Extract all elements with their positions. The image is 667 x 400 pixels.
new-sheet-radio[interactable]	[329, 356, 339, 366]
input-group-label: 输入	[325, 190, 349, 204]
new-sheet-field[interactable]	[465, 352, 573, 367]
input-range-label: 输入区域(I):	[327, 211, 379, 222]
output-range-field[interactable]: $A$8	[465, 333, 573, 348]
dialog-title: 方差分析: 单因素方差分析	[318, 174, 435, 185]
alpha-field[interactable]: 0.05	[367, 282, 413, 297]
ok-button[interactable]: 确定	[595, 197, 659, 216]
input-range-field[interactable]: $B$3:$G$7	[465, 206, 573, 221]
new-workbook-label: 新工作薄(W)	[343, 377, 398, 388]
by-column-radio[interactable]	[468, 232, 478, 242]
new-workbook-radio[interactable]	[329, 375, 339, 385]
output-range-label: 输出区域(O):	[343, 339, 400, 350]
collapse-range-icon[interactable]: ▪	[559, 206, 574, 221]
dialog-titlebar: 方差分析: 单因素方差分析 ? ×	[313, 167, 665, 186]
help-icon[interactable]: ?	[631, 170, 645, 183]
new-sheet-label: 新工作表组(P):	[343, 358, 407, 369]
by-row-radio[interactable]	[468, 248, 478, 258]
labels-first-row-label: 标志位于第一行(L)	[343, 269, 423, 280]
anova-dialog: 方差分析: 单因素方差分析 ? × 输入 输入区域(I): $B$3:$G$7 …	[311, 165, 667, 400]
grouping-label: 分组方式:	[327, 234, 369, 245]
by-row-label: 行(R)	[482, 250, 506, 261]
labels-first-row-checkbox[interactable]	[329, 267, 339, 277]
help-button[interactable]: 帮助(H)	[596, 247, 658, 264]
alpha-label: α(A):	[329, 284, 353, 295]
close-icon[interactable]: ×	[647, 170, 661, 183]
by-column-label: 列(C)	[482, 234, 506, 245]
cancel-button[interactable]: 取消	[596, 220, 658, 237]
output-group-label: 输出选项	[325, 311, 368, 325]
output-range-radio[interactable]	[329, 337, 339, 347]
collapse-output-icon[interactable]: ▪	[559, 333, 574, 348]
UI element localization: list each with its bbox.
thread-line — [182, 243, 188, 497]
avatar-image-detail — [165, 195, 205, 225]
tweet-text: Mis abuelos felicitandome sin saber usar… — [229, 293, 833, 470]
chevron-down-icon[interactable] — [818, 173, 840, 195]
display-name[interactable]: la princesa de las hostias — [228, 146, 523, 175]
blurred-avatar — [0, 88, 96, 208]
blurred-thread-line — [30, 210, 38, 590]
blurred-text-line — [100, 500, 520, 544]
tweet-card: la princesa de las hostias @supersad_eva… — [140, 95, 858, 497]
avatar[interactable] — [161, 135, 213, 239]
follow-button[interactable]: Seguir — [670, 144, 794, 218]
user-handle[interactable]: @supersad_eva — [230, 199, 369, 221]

··········

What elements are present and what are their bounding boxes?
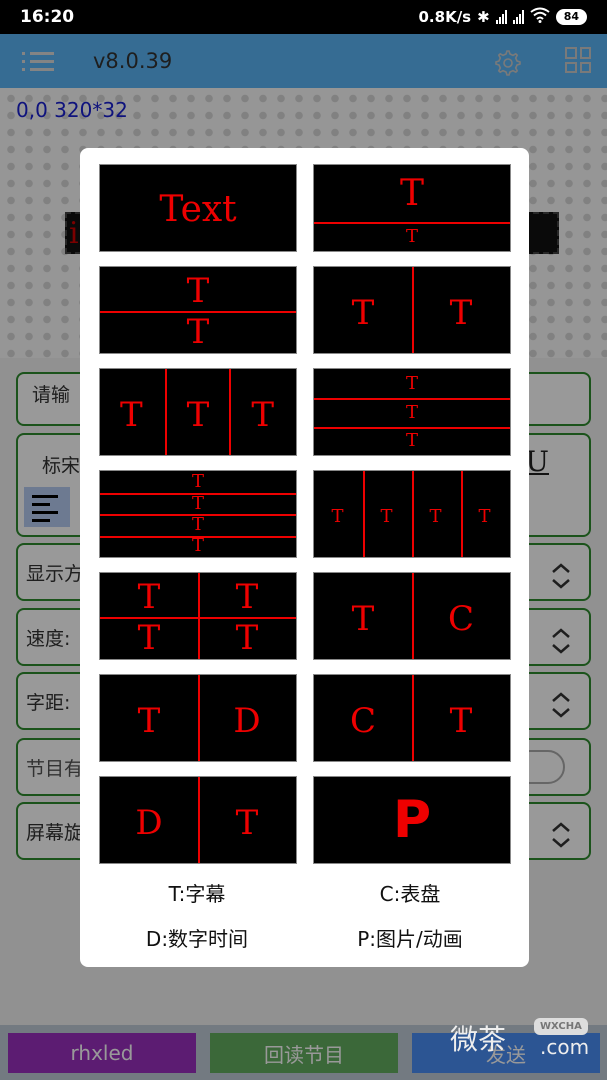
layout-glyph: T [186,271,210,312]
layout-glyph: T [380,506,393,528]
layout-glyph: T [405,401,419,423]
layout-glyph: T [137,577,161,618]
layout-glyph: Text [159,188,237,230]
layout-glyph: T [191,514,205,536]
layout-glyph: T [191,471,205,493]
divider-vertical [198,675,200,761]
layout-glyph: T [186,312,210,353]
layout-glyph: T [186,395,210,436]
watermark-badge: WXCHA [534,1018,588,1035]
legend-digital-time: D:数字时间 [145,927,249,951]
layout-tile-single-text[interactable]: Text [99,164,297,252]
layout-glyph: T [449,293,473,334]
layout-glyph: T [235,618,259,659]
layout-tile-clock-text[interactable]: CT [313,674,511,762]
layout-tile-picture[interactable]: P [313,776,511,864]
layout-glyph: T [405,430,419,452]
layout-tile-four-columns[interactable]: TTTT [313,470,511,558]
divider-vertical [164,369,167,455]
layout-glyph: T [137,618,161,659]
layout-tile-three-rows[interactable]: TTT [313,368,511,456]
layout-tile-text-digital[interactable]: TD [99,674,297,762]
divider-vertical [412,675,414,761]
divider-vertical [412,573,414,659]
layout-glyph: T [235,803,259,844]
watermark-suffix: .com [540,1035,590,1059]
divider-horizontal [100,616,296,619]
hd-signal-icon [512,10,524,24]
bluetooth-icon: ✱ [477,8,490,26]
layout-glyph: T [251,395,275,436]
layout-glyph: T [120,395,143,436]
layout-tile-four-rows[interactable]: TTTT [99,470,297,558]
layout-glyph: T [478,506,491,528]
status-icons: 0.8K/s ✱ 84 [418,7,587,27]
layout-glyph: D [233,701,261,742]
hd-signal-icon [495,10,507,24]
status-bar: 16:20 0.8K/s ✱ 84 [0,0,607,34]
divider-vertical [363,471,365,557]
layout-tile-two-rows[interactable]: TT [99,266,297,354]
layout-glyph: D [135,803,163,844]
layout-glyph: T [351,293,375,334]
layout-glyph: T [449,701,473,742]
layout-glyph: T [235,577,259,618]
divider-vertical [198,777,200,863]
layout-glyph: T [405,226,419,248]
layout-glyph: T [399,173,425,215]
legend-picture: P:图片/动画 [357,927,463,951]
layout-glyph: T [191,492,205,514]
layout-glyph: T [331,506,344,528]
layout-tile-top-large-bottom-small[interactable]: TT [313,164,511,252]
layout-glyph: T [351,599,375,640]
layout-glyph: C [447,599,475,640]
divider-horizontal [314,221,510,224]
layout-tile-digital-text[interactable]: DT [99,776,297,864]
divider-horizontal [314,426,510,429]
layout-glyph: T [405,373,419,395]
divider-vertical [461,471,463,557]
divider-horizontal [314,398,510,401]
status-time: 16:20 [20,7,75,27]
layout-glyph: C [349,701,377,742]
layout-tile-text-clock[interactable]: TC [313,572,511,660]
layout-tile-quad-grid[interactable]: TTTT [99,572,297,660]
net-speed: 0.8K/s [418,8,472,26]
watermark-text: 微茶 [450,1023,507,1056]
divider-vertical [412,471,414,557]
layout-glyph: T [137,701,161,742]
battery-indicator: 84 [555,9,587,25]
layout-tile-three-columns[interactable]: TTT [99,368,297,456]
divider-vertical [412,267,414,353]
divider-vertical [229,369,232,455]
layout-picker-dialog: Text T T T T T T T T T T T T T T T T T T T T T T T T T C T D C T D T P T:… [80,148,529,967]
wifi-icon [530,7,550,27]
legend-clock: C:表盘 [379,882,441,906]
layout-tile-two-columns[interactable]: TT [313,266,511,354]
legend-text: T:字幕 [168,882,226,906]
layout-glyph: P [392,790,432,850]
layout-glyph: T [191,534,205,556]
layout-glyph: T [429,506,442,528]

··········

DIRECTIONS: Rewrite the rows as a numbered list, starting at the row that contains "layout-glyph: T [186,271,210,312]" and ending at the row that contains "layout-glyph: T [186,395,210,436]", and leave out any blank lines.

ANSWER BELOW:
1. layout-glyph: T [186,271,210,312]
2. layout-glyph: T [380,506,393,528]
3. layout-glyph: T [405,401,419,423]
4. layout-glyph: T [137,577,161,618]
5. layout-glyph: Text [159,188,237,230]
6. layout-glyph: T [191,514,205,536]
7. layout-glyph: T [191,471,205,493]
8. divider-vertical [198,675,200,761]
9. layout-glyph: T [186,312,210,353]
10. layout-glyph: T [186,395,210,436]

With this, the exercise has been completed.